Stated problem |
Note each line of the listing that contains the string "structured", and copy it.

Stored items from a collection
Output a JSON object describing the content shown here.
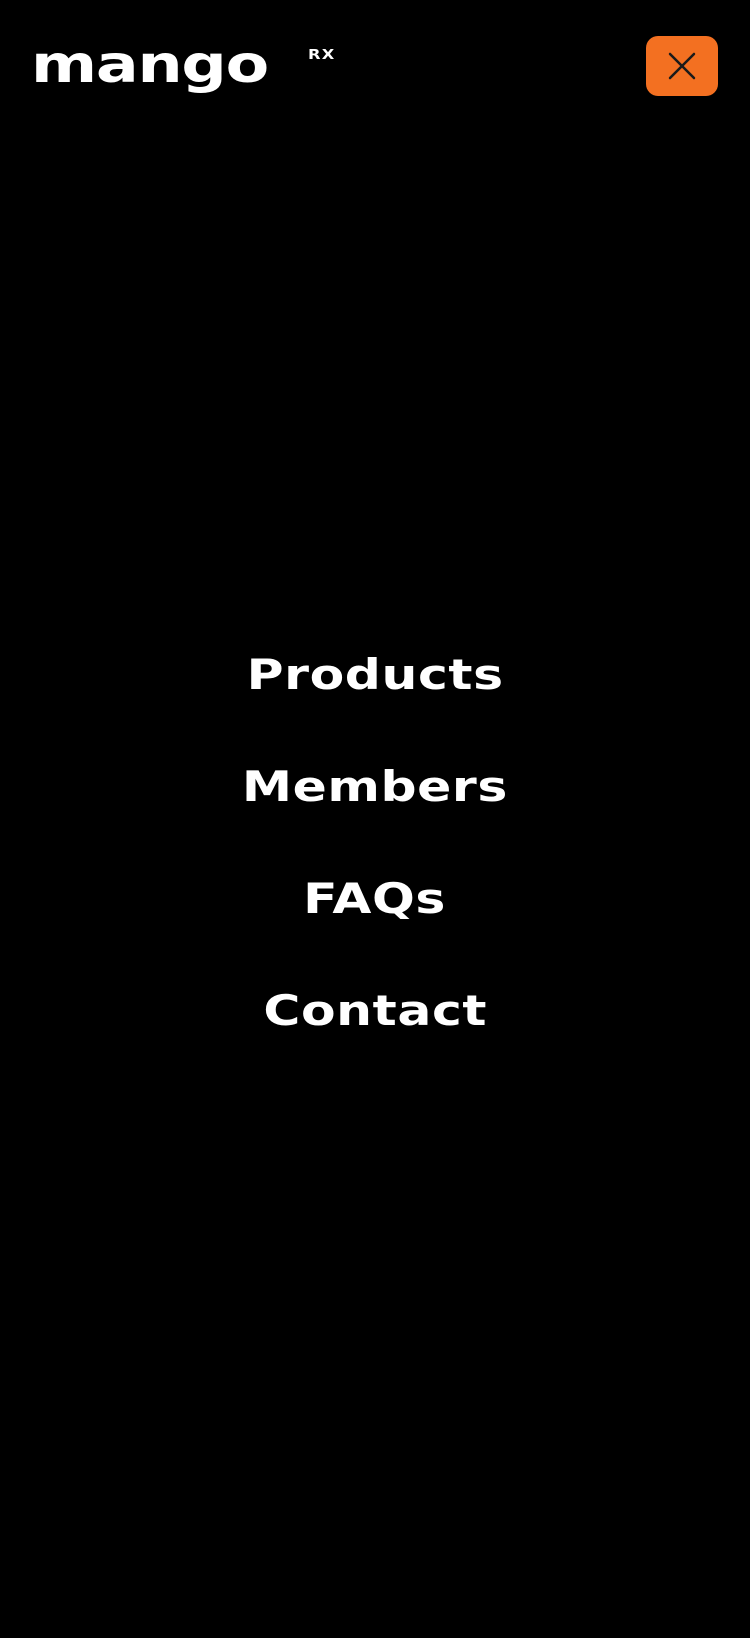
{
  "brand": {
    "name": "mango",
    "suffix": "RX",
    "leaf_icon": "leaf-icon"
  },
  "header": {
    "close_icon": "close-icon"
  },
  "nav": {
    "items": [
      {
        "label": "Products"
      },
      {
        "label": "Members"
      },
      {
        "label": "FAQs"
      },
      {
        "label": "Contact"
      }
    ]
  },
  "colors": {
    "background": "#000000",
    "text": "#ffffff",
    "accent": "#f37021",
    "icon_stroke": "#1a1a1a"
  }
}
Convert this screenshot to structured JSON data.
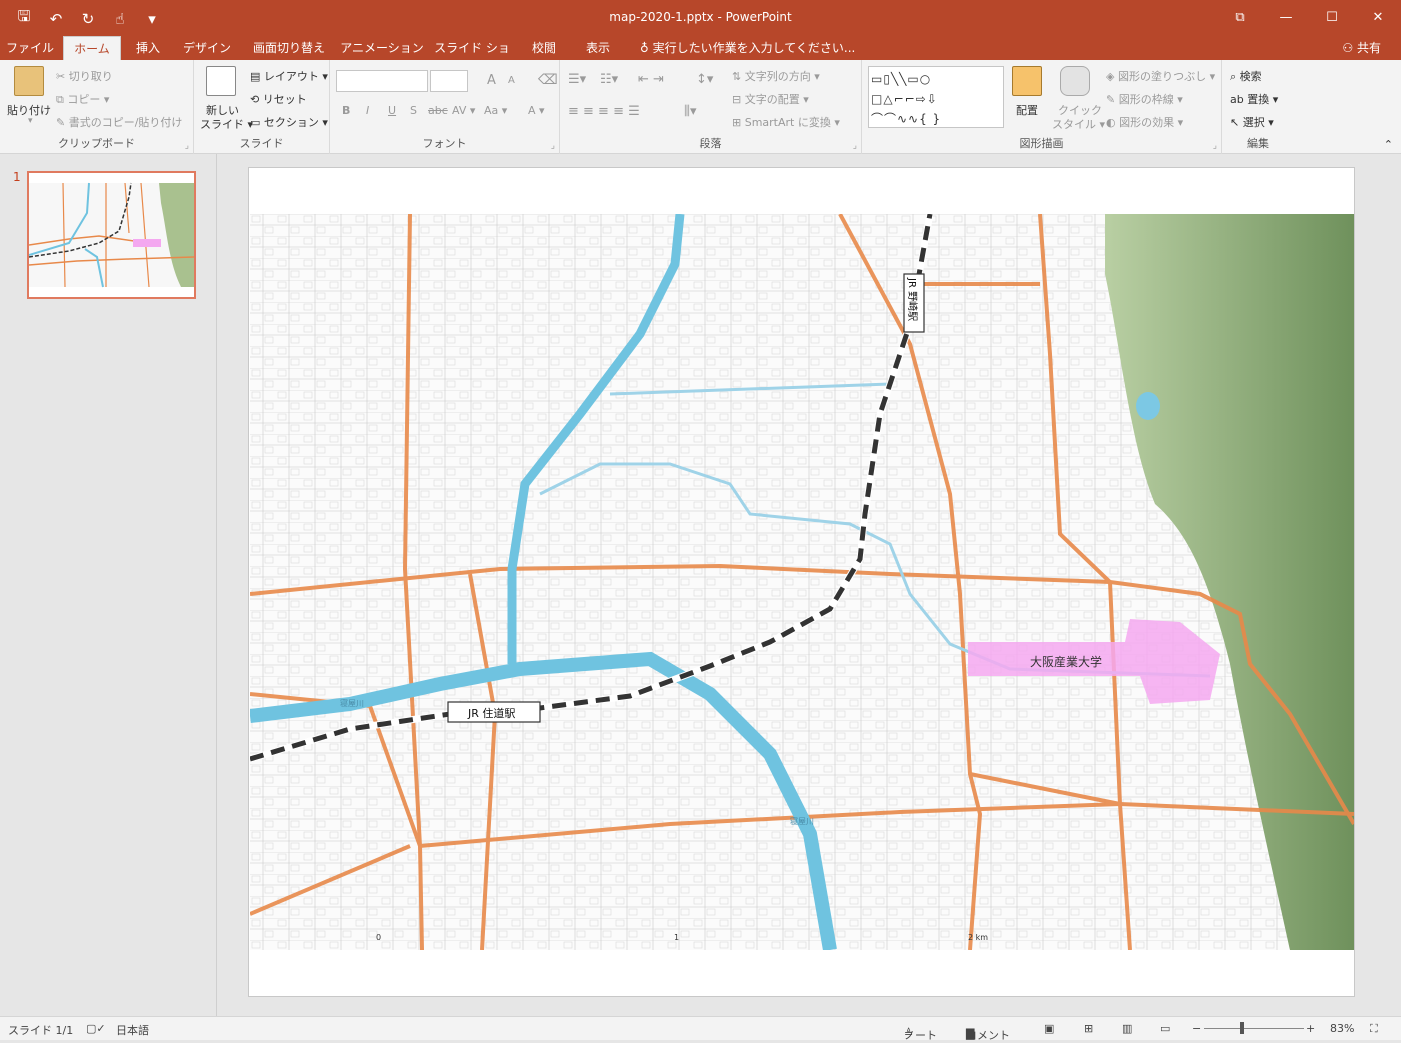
{
  "window": {
    "title": "map-2020-1.pptx - PowerPoint",
    "qat": {
      "save": "🖫",
      "undo": "↶",
      "redo": "↻",
      "touch": "☝",
      "more": "▾"
    },
    "buttons": {
      "restore": "⧉",
      "minimize": "—",
      "maximize": "☐",
      "close": "✕"
    }
  },
  "tabs": [
    "ファイル",
    "ホーム",
    "挿入",
    "デザイン",
    "画面切り替え",
    "アニメーション",
    "スライド ショー",
    "校閲",
    "表示"
  ],
  "active_tab": "ホーム",
  "tell_me": "実行したい作業を入力してください...",
  "share": "共有",
  "ribbon": {
    "clipboard": {
      "label": "クリップボード",
      "paste": "貼り付け",
      "cut": "切り取り",
      "copy": "コピー",
      "format_painter": "書式のコピー/貼り付け"
    },
    "slides": {
      "label": "スライド",
      "new_slide_1": "新しい",
      "new_slide_2": "スライド",
      "layout": "レイアウト",
      "reset": "リセット",
      "section": "セクション"
    },
    "font": {
      "label": "フォント",
      "bold": "B",
      "italic": "I",
      "underline": "U",
      "shadow": "S",
      "strike": "abc",
      "spacing": "AV",
      "case": "Aa",
      "color": "A",
      "grow": "A",
      "shrink": "A"
    },
    "paragraph": {
      "label": "段落",
      "text_direction": "文字列の方向",
      "align_text": "文字の配置",
      "smartart": "SmartArt に変換"
    },
    "drawing": {
      "label": "図形描画",
      "arrange": "配置",
      "quick_styles_1": "クイック",
      "quick_styles_2": "スタイル",
      "shape_fill": "図形の塗りつぶし",
      "shape_outline": "図形の枠線",
      "shape_effects": "図形の効果",
      "shapes_gallery": "▭▯╲╲▭○\n□△⌐⌐⇨⇩\n⌒⌒∿∿{ }"
    },
    "editing": {
      "label": "編集",
      "find": "検索",
      "replace": "置換",
      "select": "選択"
    }
  },
  "slide_pane": {
    "number": "1"
  },
  "map": {
    "jr_sumimichi": "JR 住道駅",
    "jr_nozaki": "JR 野崎駅",
    "university": "大阪産業大学",
    "river1": "寝屋川",
    "river2": "寝屋川",
    "scale0": "0",
    "scale1": "1",
    "scale2": "2 km"
  },
  "status": {
    "slide": "スライド 1/1",
    "language": "日本語",
    "notes": "ノート",
    "comments": "コメント",
    "zoom": "83%"
  },
  "colors": {
    "accent": "#b7472a",
    "road": "#e8894a",
    "river": "#6fc3e0",
    "university": "#f4a8f0",
    "forest": "#7ea36b"
  }
}
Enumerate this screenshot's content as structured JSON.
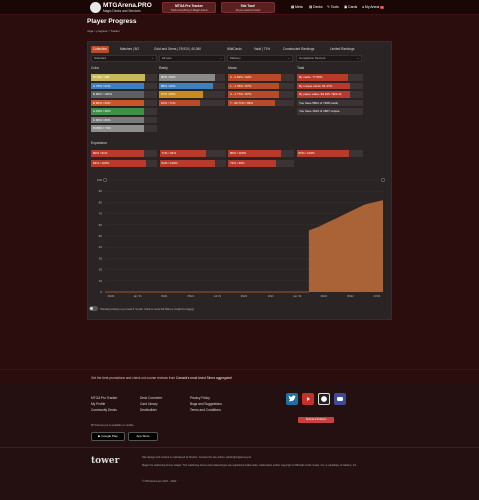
{
  "header": {
    "logo_title": "MTGArena.PRO",
    "logo_subtitle": "Magic Decks and Services",
    "promo1": {
      "title": "MTGA Pro Tracker",
      "subtitle": "Track everything in Magic Arena"
    },
    "promo2": {
      "title": "Site Tour!",
      "subtitle": "All you need to know!"
    },
    "nav": [
      "Meta",
      "Decks",
      "Tools",
      "Cards",
      "My Arena"
    ],
    "nav_badge": "1"
  },
  "page": {
    "title": "Player Progress",
    "breadcrumb": "mtga > progress > Tracker"
  },
  "tabs": [
    "Collection",
    "Matches | 8/2",
    "Gold and Gems | 29,910 | 40,060",
    "WildCards",
    "Vault | 71%",
    "Constructed Rankings",
    "Limited Rankings"
  ],
  "selects": [
    "Standard",
    "All sets",
    "Mastery",
    "Completion Percent"
  ],
  "sections": {
    "color": "Color",
    "rarity": "Rarity",
    "mana": "Mana",
    "total": "Total",
    "expansion": "Expansion"
  },
  "colors": [
    {
      "label": "W 480 / 488",
      "pct": 0.82,
      "color": "#c9b85a"
    },
    {
      "label": "U 75% / 91%",
      "pct": 0.8,
      "color": "#3d7fbf"
    },
    {
      "label": "B 80% / 100%",
      "pct": 0.8,
      "color": "#5f5f5f"
    },
    {
      "label": "R 80% / 93%",
      "pct": 0.8,
      "color": "#c9552a"
    },
    {
      "label": "G 80% / 90%",
      "pct": 0.8,
      "color": "#3e8f4a"
    },
    {
      "label": "C 80% / 80%",
      "pct": 0.8,
      "color": "#7a7a7a"
    },
    {
      "label": "M 80% / 71%",
      "pct": 0.8,
      "color": "#8f8f8f"
    }
  ],
  "rarity": [
    {
      "label": "80% / 90%",
      "pct": 0.85,
      "color": "#8a8a8a"
    },
    {
      "label": "88% / 90%",
      "pct": 0.82,
      "color": "#3d7fbf"
    },
    {
      "label": "67% / 80%",
      "pct": 0.67,
      "color": "#c98a20"
    },
    {
      "label": "62% / 71%",
      "pct": 0.62,
      "color": "#b84a2a"
    }
  ],
  "mana": [
    {
      "label": "0 - 0   81% / 92%",
      "pct": 0.81
    },
    {
      "label": "1 - 1   78% / 87%",
      "pct": 0.78
    },
    {
      "label": "4 - 4   77% / 87%",
      "pct": 0.77
    },
    {
      "label": "7 - 99  71% / 89%",
      "pct": 0.71
    }
  ],
  "total": [
    {
      "label": "By cards: 77.68%",
      "pct": 0.78
    },
    {
      "label": "By unique cards: 81.47%",
      "pct": 0.81
    },
    {
      "label": "By paper value: $4,015 / $20.1k",
      "pct": 0.8
    },
    {
      "label": "You have 5801 of 7468 cards",
      "pct": 0
    },
    {
      "label": "You have 1623 of 1867 unique",
      "pct": 0
    }
  ],
  "expansion": [
    {
      "label": "80% / 91%",
      "pct": 0.8
    },
    {
      "label": "71% / 91%",
      "pct": 0.71
    },
    {
      "label": "80% / 100%",
      "pct": 0.8
    },
    {
      "label": "80% / 100%",
      "pct": 0.8
    },
    {
      "label": "84% / 100%",
      "pct": 0.84
    },
    {
      "label": "84% / 100%",
      "pct": 0.84
    },
    {
      "label": "73% / 36%",
      "pct": 0.73
    }
  ],
  "chart_data": {
    "type": "area",
    "y_ticks": [
      "100",
      "90",
      "80",
      "70",
      "60",
      "50",
      "40",
      "30",
      "20",
      "10",
      "0"
    ],
    "x_ticks": [
      "09/20",
      "Jan '21",
      "03/21",
      "05/21",
      "Jul '21",
      "09/21",
      "11/21",
      "Jan '22",
      "03/22",
      "05/22",
      "07/22"
    ],
    "ylim": [
      0,
      100
    ],
    "series": [
      {
        "values": [
          0,
          0,
          0,
          0,
          0,
          0,
          0,
          0,
          0,
          0,
          0,
          0,
          0,
          0,
          0,
          0,
          0,
          0,
          0,
          0,
          0,
          0,
          55,
          58,
          62,
          66,
          70,
          74,
          78,
          80,
          82
        ],
        "color": "#b86a3a"
      }
    ],
    "fill_start_index": 22
  },
  "chart_toggle_label": "Showing history up to last 6 month. Click to view full history (might be laggy)",
  "promo_text": "Get the best promotions and check out course reviews from",
  "promo_link": "Canada's most loved Sierra aggregator!",
  "footer": {
    "col1": [
      "MTGA Pro Tracker",
      "My Profile",
      "Community Decks"
    ],
    "col2": [
      "Deck Converter",
      "Card Library",
      "Deckbuilder"
    ],
    "col3": [
      "Privacy Policy",
      "Bugs and Suggestions",
      "Terms and Conditions"
    ],
    "apps_title": "MTGArena.pro is available on mobile",
    "google_play": "Google Play",
    "app_store": "App Store",
    "report_btn": "Submit a Problem",
    "tower": "tower",
    "legal1": "Site design and content is maintained by Razzor. Contact the site admin: admin@mtgarena.pro",
    "legal2": "Magic the Gathering Arena, Magic: The Gathering Arena and related logos are registered trademarks, trademarks and/or copyright of Wizards of the Coast, Inc, a subsidiary of Hasbro, Inc.",
    "copyright": "© MTGArena.pro 2017 - 2022"
  }
}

Full solution |
Convert this screenshot to structured JSON data.
Enumerate this screenshot's content as structured JSON.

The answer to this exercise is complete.